__Problem requirements__. Write out every line of the records from the one containing "Extract all elements" down to the one containing "- table-cell: 99.42", both of those lines included.
— start Stored records —
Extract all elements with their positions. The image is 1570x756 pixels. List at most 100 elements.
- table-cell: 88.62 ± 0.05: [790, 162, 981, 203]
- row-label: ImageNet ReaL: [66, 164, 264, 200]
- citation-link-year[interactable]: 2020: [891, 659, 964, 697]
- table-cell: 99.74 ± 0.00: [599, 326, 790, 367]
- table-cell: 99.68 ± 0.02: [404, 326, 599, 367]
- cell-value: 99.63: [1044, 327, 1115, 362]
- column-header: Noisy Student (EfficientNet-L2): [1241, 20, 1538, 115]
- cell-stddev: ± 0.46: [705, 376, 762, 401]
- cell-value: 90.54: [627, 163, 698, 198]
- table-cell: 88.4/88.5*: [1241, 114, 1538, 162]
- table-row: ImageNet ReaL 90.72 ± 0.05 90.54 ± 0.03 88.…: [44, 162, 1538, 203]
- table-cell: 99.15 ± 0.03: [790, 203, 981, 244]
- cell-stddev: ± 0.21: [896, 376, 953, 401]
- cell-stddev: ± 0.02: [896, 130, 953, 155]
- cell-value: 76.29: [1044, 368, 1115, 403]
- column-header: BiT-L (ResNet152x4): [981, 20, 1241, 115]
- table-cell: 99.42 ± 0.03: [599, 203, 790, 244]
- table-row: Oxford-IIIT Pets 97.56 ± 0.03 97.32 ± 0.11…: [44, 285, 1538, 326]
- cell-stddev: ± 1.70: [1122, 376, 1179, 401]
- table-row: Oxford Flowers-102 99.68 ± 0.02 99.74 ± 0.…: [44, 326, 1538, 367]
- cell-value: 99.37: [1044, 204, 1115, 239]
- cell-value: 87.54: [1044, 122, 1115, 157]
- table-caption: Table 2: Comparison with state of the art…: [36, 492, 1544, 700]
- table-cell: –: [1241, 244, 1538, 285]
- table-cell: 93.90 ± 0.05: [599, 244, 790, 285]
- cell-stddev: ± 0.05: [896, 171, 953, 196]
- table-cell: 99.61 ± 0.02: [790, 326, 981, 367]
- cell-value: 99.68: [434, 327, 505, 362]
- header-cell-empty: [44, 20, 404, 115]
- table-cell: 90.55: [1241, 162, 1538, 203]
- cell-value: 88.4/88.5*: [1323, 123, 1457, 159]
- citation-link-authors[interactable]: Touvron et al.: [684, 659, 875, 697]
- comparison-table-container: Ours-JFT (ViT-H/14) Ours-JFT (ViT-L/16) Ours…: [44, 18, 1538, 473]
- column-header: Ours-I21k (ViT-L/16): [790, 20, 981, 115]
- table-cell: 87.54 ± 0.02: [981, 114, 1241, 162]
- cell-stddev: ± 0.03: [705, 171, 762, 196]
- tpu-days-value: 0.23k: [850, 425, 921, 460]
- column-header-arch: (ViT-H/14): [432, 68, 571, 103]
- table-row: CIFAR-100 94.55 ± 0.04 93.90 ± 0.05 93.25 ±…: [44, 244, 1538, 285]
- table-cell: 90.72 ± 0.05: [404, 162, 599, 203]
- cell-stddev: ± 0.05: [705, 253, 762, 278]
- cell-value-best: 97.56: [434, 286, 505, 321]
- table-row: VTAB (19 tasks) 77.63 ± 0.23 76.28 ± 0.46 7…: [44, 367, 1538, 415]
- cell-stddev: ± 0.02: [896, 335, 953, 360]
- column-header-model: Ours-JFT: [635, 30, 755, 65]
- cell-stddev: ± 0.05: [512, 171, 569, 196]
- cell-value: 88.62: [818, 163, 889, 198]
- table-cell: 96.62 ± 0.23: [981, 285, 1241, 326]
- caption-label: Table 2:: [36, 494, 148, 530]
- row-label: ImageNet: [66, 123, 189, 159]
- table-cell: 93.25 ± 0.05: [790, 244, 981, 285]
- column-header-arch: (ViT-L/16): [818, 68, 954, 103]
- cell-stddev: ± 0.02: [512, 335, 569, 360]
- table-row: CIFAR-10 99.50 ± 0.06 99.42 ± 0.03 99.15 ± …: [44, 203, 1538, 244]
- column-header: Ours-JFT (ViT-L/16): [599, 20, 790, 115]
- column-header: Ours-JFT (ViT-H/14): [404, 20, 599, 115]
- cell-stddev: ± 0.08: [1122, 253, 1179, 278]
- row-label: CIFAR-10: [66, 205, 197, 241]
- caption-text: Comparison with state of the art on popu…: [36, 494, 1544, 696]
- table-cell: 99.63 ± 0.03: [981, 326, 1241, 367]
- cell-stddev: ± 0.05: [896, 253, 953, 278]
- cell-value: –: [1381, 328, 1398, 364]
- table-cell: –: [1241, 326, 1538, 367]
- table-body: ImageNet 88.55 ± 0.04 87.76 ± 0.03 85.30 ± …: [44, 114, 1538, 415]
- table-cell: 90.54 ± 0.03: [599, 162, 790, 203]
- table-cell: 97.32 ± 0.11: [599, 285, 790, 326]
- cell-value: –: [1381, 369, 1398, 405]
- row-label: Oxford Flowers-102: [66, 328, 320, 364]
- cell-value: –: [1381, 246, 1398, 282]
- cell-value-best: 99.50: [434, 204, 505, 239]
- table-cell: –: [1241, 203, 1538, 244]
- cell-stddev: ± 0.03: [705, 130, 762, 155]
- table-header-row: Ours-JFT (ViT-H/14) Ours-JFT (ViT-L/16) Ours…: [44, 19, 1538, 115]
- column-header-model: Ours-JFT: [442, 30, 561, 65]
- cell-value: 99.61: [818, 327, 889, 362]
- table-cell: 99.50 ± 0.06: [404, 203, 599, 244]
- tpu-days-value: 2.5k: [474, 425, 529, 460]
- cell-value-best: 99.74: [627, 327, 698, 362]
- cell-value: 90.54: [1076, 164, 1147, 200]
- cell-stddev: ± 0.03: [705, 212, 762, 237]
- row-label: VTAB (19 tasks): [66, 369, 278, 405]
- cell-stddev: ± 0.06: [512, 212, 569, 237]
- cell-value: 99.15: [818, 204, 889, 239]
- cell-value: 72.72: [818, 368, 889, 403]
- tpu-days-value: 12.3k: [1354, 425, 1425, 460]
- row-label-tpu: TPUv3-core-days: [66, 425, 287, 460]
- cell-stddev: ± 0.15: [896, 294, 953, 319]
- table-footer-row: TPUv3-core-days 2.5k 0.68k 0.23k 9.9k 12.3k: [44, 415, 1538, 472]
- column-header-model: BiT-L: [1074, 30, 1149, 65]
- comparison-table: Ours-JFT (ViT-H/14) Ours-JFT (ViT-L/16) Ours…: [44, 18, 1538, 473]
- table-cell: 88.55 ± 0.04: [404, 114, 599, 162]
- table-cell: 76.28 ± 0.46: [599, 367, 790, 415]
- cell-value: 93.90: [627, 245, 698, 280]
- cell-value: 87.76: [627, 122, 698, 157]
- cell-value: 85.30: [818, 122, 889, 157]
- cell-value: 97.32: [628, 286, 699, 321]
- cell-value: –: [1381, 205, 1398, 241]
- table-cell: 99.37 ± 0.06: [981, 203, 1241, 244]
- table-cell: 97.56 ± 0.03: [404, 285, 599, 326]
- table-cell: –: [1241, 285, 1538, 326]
— end Stored records —
— start Stored records —
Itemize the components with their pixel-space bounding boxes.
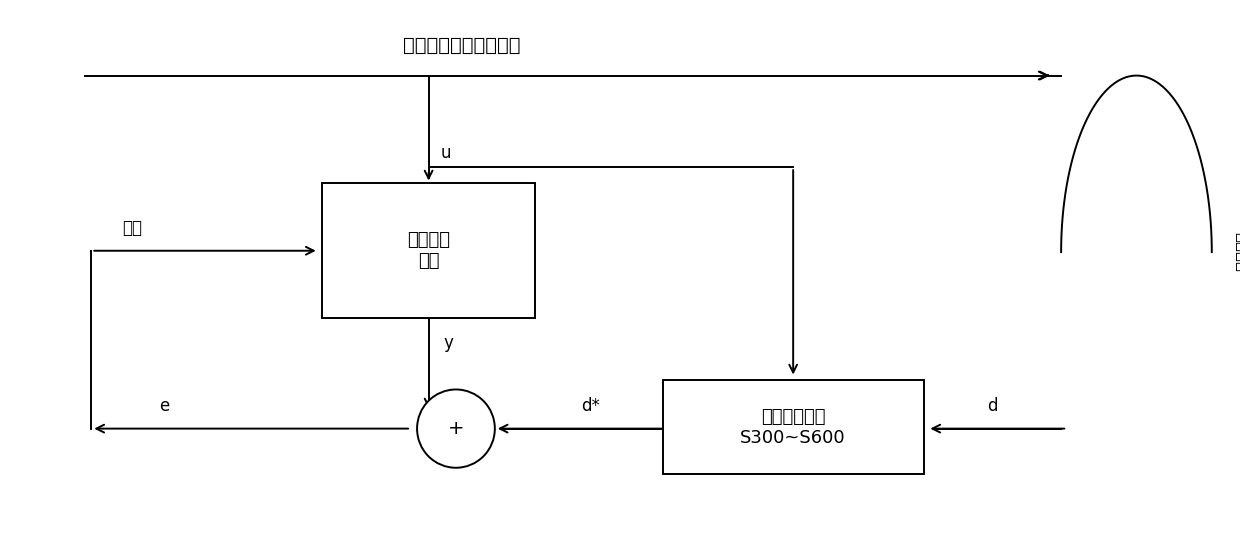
— end Stored records —
— start Stored records —
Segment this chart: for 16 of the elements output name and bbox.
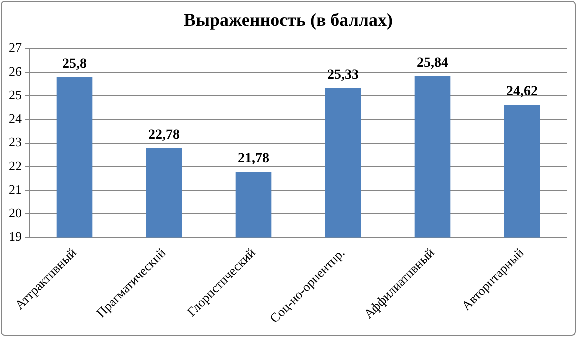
— end Stored records —
__Exercise answer__.
Extract all elements with their positions. The image is 1570x756 pixels. List at most 100 elements.
- table-cell: 88.62 ± 0.05: [790, 162, 981, 203]
- row-label: ImageNet ReaL: [66, 164, 264, 200]
- citation-link-year[interactable]: 2020: [891, 659, 964, 697]
- table-cell: 99.74 ± 0.00: [599, 326, 790, 367]
- table-cell: 99.68 ± 0.02: [404, 326, 599, 367]
- cell-value: 99.63: [1044, 327, 1115, 362]
- column-header: Noisy Student (EfficientNet-L2): [1241, 20, 1538, 115]
- cell-stddev: ± 0.46: [705, 376, 762, 401]
- cell-value: 90.54: [627, 163, 698, 198]
- table-cell: 88.4/88.5*: [1241, 114, 1538, 162]
- table-row: ImageNet ReaL 90.72 ± 0.05 90.54 ± 0.03 88.…: [44, 162, 1538, 203]
- table-cell: 99.15 ± 0.03: [790, 203, 981, 244]
- cell-stddev: ± 0.21: [896, 376, 953, 401]
- cell-stddev: ± 0.02: [896, 130, 953, 155]
- cell-value: 76.29: [1044, 368, 1115, 403]
- column-header: BiT-L (ResNet152x4): [981, 20, 1241, 115]
- table-cell: 99.42 ± 0.03: [599, 203, 790, 244]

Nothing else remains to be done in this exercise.